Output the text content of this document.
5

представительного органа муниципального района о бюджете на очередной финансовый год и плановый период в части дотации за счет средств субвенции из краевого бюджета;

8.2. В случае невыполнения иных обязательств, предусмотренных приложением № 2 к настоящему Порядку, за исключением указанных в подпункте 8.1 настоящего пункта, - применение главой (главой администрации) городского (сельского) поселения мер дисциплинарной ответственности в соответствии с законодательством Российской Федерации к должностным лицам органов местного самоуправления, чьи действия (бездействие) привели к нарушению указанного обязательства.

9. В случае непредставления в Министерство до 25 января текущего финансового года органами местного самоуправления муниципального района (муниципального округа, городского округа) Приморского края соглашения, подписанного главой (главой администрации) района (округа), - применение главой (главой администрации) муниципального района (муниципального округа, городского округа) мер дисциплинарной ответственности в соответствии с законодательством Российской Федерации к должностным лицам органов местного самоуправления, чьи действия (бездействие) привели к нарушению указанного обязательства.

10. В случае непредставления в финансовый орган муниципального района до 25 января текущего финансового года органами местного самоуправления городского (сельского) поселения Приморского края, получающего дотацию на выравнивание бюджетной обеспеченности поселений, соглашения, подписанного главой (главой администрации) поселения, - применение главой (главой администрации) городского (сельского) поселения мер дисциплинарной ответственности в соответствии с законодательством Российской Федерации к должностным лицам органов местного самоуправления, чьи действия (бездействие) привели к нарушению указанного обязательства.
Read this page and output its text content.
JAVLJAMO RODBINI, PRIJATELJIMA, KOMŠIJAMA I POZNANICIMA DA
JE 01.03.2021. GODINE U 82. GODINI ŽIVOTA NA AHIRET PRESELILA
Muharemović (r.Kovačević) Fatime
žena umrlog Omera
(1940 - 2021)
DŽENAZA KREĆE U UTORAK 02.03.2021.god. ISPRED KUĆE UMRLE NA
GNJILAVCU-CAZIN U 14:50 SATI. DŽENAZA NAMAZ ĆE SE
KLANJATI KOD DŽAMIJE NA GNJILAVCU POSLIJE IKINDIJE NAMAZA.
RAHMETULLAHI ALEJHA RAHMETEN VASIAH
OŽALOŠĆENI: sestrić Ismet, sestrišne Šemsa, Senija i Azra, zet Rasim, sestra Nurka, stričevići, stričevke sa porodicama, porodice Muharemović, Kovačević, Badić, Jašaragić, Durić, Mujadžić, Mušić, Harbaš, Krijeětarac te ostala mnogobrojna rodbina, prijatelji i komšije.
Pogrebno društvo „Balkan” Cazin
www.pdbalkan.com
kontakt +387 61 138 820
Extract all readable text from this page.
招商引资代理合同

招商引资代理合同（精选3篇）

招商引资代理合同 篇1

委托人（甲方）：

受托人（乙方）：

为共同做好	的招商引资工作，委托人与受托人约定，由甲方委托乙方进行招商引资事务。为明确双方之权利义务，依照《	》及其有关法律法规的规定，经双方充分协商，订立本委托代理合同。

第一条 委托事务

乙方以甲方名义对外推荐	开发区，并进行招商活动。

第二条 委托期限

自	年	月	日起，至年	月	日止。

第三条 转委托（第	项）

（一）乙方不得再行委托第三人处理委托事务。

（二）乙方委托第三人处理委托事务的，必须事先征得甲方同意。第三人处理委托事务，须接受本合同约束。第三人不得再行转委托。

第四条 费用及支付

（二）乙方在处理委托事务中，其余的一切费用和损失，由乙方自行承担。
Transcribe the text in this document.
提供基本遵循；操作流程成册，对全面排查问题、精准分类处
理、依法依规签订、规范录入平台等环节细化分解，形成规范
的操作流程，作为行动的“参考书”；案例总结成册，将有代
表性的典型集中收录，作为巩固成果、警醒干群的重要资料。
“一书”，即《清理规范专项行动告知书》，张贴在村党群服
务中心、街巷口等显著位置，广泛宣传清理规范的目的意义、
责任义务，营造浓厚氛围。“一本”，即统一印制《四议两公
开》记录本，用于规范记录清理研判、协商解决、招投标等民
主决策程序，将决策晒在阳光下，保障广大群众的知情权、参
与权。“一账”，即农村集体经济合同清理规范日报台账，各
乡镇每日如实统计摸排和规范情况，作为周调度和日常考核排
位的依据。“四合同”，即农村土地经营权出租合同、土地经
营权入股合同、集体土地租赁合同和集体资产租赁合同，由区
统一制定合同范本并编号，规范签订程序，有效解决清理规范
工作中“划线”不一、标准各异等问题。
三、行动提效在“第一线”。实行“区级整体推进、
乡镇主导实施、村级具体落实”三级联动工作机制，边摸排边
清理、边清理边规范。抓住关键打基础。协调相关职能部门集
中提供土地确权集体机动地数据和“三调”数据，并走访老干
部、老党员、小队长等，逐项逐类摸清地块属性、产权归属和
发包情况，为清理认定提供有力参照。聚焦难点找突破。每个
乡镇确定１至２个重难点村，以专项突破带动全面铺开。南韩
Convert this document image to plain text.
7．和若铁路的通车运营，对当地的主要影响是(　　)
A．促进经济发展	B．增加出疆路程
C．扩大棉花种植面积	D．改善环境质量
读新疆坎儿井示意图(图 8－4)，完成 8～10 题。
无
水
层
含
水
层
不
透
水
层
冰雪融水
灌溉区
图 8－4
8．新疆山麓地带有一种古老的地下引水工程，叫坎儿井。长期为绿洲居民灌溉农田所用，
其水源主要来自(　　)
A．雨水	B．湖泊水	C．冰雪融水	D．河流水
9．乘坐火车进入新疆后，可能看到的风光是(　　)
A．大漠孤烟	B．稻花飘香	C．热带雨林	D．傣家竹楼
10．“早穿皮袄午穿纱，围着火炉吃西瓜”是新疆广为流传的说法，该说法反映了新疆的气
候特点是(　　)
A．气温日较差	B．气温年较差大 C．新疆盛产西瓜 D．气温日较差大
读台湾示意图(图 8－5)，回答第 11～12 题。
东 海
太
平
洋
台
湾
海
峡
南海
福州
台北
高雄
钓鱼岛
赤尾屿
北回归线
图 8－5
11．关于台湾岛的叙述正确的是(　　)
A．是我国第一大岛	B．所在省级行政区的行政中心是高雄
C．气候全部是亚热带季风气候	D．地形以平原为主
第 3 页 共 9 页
---+---
- _Instruction_
Everything from the line with "Read this page and output its text content." to the end of the listing above needs to be duplicated exactly, both end lines included, with nothing more.

- _Final answer_
Read this page and output its text content.
JAVLJAMO RODBINI, PRIJATELJIMA, KOMŠIJAMA I POZNANICIMA DA
JE 01.03.2021. GODINE U 82. GODINI ŽIVOTA NA AHIRET PRESELILA
Muharemović (r.Kovačević) Fatime
žena umrlog Omera
(1940 - 2021)
DŽENAZA KREĆE U UTORAK 02.03.2021.god. ISPRED KUĆE UMRLE NA
GNJILAVCU-CAZIN U 14:50 SATI. DŽENAZA NAMAZ ĆE SE
KLANJATI KOD DŽAMIJE NA GNJILAVCU POSLIJE IKINDIJE NAMAZA.
RAHMETULLAHI ALEJHA RAHMETEN VASIAH
OŽALOŠĆENI: sestrić Ismet, sestrišne Šemsa, Senija i Azra, zet Rasim, sestra Nurka, stričevići, stričevke sa porodicama, porodice Muharemović, Kovačević, Badić, Jašaragić, Durić, Mujadžić, Mušić, Harbaš, Krijeětarac te ostala mnogobrojna rodbina, prijatelji i komšije.
Pogrebno društvo „Balkan” Cazin
www.pdbalkan.com
kontakt +387 61 138 820
Extract all readable text from this page.
招商引资代理合同

招商引资代理合同（精选3篇）

招商引资代理合同 篇1

委托人（甲方）：

受托人（乙方）：

为共同做好	的招商引资工作，委托人与受托人约定，由甲方委托乙方进行招商引资事务。为明确双方之权利义务，依照《	》及其有关法律法规的规定，经双方充分协商，订立本委托代理合同。

第一条 委托事务

乙方以甲方名义对外推荐	开发区，并进行招商活动。

第二条 委托期限

自	年	月	日起，至年	月	日止。

第三条 转委托（第	项）

（一）乙方不得再行委托第三人处理委托事务。

（二）乙方委托第三人处理委托事务的，必须事先征得甲方同意。第三人处理委托事务，须接受本合同约束。第三人不得再行转委托。

第四条 费用及支付

（二）乙方在处理委托事务中，其余的一切费用和损失，由乙方自行承担。
Transcribe the text in this document.
提供基本遵循；操作流程成册，对全面排查问题、精准分类处
理、依法依规签订、规范录入平台等环节细化分解，形成规范
的操作流程，作为行动的“参考书”；案例总结成册，将有代
表性的典型集中收录，作为巩固成果、警醒干群的重要资料。
“一书”，即《清理规范专项行动告知书》，张贴在村党群服
务中心、街巷口等显著位置，广泛宣传清理规范的目的意义、
责任义务，营造浓厚氛围。“一本”，即统一印制《四议两公
开》记录本，用于规范记录清理研判、协商解决、招投标等民
主决策程序，将决策晒在阳光下，保障广大群众的知情权、参
与权。“一账”，即农村集体经济合同清理规范日报台账，各
乡镇每日如实统计摸排和规范情况，作为周调度和日常考核排
位的依据。“四合同”，即农村土地经营权出租合同、土地经
营权入股合同、集体土地租赁合同和集体资产租赁合同，由区
统一制定合同范本并编号，规范签订程序，有效解决清理规范
工作中“划线”不一、标准各异等问题。
三、行动提效在“第一线”。实行“区级整体推进、
乡镇主导实施、村级具体落实”三级联动工作机制，边摸排边
清理、边清理边规范。抓住关键打基础。协调相关职能部门集
中提供土地确权集体机动地数据和“三调”数据，并走访老干
部、老党员、小队长等，逐项逐类摸清地块属性、产权归属和
发包情况，为清理认定提供有力参照。聚焦难点找突破。每个
乡镇确定１至２个重难点村，以专项突破带动全面铺开。南韩
Convert this document image to plain text.
7．和若铁路的通车运营，对当地的主要影响是(　　)
A．促进经济发展	B．增加出疆路程
C．扩大棉花种植面积	D．改善环境质量
读新疆坎儿井示意图(图 8－4)，完成 8～10 题。
无
水
层
含
水
层
不
透
水
层
冰雪融水
灌溉区
图 8－4
8．新疆山麓地带有一种古老的地下引水工程，叫坎儿井。长期为绿洲居民灌溉农田所用，
其水源主要来自(　　)
A．雨水	B．湖泊水	C．冰雪融水	D．河流水
9．乘坐火车进入新疆后，可能看到的风光是(　　)
A．大漠孤烟	B．稻花飘香	C．热带雨林	D．傣家竹楼
10．“早穿皮袄午穿纱，围着火炉吃西瓜”是新疆广为流传的说法，该说法反映了新疆的气
候特点是(　　)
A．气温日较差	B．气温年较差大 C．新疆盛产西瓜 D．气温日较差大
读台湾示意图(图 8－5)，回答第 11～12 题。
东 海
太
平
洋
台
湾
海
峡
南海
福州
台北
高雄
钓鱼岛
赤尾屿
北回归线
图 8－5
11．关于台湾岛的叙述正确的是(　　)
A．是我国第一大岛	B．所在省级行政区的行政中心是高雄
C．气候全部是亚热带季风气候	D．地形以平原为主
第 3 页 共 9 页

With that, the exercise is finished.